SHORT EXERCISE:
Extract every line of the records that contains the string "title", matching its case exactly.
· · · · ·
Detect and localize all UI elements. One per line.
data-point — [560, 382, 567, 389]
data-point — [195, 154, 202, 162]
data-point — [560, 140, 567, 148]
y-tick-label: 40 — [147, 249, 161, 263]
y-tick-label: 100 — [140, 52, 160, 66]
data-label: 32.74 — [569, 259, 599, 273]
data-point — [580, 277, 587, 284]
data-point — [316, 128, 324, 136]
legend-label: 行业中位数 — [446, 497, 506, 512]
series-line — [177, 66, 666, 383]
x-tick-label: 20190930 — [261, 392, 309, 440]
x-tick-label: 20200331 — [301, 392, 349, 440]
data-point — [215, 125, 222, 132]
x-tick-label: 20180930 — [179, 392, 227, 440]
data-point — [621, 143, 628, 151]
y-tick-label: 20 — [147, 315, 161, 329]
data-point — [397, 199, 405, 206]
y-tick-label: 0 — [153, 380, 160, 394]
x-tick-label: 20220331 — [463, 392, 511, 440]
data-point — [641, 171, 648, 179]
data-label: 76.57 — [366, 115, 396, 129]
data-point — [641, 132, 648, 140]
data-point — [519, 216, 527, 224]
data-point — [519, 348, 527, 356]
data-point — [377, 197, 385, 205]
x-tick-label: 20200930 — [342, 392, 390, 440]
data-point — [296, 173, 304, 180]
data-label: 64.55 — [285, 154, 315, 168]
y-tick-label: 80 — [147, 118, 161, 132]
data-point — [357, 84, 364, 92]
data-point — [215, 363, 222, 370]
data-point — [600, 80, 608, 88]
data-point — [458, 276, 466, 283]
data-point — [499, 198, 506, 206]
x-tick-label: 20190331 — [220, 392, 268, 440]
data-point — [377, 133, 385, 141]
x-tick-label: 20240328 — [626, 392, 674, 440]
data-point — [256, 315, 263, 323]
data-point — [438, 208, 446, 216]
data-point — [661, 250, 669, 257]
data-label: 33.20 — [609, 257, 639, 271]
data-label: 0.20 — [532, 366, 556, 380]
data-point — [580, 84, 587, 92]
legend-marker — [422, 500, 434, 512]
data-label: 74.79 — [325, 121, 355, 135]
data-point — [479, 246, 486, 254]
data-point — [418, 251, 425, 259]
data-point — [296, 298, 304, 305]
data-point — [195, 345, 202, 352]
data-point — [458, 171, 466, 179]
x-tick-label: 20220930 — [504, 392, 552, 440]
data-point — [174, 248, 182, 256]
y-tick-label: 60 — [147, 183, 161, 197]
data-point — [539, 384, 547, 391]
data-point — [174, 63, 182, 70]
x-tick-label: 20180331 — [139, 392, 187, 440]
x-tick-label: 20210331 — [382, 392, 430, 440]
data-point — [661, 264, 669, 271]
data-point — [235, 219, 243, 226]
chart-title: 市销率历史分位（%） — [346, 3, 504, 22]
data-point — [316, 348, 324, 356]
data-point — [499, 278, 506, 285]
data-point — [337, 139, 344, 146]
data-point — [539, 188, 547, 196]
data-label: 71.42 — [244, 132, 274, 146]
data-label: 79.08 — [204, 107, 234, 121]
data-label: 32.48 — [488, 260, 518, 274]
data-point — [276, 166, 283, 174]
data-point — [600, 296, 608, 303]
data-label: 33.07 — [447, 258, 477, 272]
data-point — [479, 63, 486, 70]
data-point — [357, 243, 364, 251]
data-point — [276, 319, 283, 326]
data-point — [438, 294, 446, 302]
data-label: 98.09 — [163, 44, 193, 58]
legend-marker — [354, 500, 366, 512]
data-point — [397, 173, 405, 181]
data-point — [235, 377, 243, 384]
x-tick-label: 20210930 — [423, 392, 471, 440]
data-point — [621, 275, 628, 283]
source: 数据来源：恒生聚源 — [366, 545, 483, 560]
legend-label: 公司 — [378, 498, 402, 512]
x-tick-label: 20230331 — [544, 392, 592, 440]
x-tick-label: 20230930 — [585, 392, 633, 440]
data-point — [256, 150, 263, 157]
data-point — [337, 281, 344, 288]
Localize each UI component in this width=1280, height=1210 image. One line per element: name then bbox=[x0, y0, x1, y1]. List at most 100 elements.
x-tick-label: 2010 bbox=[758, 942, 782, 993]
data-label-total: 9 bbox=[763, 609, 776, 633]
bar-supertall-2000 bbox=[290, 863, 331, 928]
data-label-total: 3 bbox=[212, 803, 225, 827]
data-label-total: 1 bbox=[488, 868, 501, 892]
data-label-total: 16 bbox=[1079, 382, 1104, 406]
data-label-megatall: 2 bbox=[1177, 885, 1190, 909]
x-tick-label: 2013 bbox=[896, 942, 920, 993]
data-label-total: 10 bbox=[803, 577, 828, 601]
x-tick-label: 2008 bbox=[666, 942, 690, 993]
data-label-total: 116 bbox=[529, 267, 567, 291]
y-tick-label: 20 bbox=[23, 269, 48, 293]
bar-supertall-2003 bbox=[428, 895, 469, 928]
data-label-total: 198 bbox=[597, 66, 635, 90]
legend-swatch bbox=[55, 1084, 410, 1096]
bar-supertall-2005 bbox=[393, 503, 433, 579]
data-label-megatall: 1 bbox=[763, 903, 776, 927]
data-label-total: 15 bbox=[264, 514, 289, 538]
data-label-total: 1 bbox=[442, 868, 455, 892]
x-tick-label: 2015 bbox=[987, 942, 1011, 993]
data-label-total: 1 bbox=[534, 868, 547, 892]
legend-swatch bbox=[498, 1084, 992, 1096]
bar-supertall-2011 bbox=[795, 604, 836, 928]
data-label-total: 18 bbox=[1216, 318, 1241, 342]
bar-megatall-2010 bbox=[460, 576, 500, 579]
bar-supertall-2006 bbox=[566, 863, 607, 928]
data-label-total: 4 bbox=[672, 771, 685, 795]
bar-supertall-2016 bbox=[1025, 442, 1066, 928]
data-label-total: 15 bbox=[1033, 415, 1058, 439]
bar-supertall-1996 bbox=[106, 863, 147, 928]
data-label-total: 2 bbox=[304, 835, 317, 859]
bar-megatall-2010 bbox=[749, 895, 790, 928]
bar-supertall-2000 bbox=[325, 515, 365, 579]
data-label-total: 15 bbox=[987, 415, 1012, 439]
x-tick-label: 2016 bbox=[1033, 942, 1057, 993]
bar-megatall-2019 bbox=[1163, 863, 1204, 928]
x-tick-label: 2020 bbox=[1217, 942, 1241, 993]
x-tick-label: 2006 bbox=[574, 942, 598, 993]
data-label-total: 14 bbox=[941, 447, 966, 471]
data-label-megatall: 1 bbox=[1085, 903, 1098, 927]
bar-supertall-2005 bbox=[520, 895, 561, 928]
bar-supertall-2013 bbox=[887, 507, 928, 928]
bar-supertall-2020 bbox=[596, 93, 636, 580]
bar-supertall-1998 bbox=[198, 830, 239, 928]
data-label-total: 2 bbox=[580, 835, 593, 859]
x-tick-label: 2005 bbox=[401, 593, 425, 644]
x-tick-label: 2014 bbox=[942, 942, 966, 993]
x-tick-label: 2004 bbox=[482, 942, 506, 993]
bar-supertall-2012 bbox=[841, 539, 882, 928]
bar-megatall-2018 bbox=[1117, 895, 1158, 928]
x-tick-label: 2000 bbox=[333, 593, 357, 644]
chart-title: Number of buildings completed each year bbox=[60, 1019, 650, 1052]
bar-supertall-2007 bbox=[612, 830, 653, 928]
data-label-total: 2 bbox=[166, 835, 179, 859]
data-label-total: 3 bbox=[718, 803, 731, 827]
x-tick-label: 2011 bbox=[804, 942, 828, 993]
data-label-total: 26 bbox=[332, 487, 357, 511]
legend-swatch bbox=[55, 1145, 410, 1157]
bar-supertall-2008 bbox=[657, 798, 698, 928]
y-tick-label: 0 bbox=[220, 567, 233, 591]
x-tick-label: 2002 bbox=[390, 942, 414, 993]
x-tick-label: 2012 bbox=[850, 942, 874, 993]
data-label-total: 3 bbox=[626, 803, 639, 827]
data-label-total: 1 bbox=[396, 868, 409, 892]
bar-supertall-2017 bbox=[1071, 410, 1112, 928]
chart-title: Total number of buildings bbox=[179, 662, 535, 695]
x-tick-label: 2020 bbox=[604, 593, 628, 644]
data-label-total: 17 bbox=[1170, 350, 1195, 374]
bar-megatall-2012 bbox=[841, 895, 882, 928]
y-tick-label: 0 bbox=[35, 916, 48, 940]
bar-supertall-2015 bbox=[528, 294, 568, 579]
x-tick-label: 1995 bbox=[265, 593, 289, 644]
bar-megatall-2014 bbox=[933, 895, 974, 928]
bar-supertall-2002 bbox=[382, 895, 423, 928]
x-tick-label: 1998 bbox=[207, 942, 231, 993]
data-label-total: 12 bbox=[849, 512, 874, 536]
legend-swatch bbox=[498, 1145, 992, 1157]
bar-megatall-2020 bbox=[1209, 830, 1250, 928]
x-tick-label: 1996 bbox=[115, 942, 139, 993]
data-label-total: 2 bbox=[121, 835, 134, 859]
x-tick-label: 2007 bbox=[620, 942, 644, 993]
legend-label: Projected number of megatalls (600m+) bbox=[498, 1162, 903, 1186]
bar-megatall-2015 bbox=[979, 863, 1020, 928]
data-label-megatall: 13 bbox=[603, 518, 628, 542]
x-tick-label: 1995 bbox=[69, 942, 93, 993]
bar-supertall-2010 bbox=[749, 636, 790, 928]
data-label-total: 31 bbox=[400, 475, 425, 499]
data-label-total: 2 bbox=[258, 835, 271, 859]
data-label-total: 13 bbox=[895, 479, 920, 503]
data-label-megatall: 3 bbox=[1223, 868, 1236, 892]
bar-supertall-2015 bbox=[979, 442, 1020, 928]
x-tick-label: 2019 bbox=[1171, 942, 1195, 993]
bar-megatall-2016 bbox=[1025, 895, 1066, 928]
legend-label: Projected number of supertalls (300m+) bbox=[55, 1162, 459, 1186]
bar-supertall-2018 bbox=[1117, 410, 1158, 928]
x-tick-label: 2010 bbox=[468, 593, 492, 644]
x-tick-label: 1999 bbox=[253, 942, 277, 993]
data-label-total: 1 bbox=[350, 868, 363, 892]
· · · · ·
EXERCISE RESULT:
chart-title: 市销率历史分位（%） — [346, 3, 504, 22]
chart-title: Number of buildings completed each year bbox=[60, 1019, 650, 1052]
chart-title: Total number of buildings bbox=[179, 662, 535, 695]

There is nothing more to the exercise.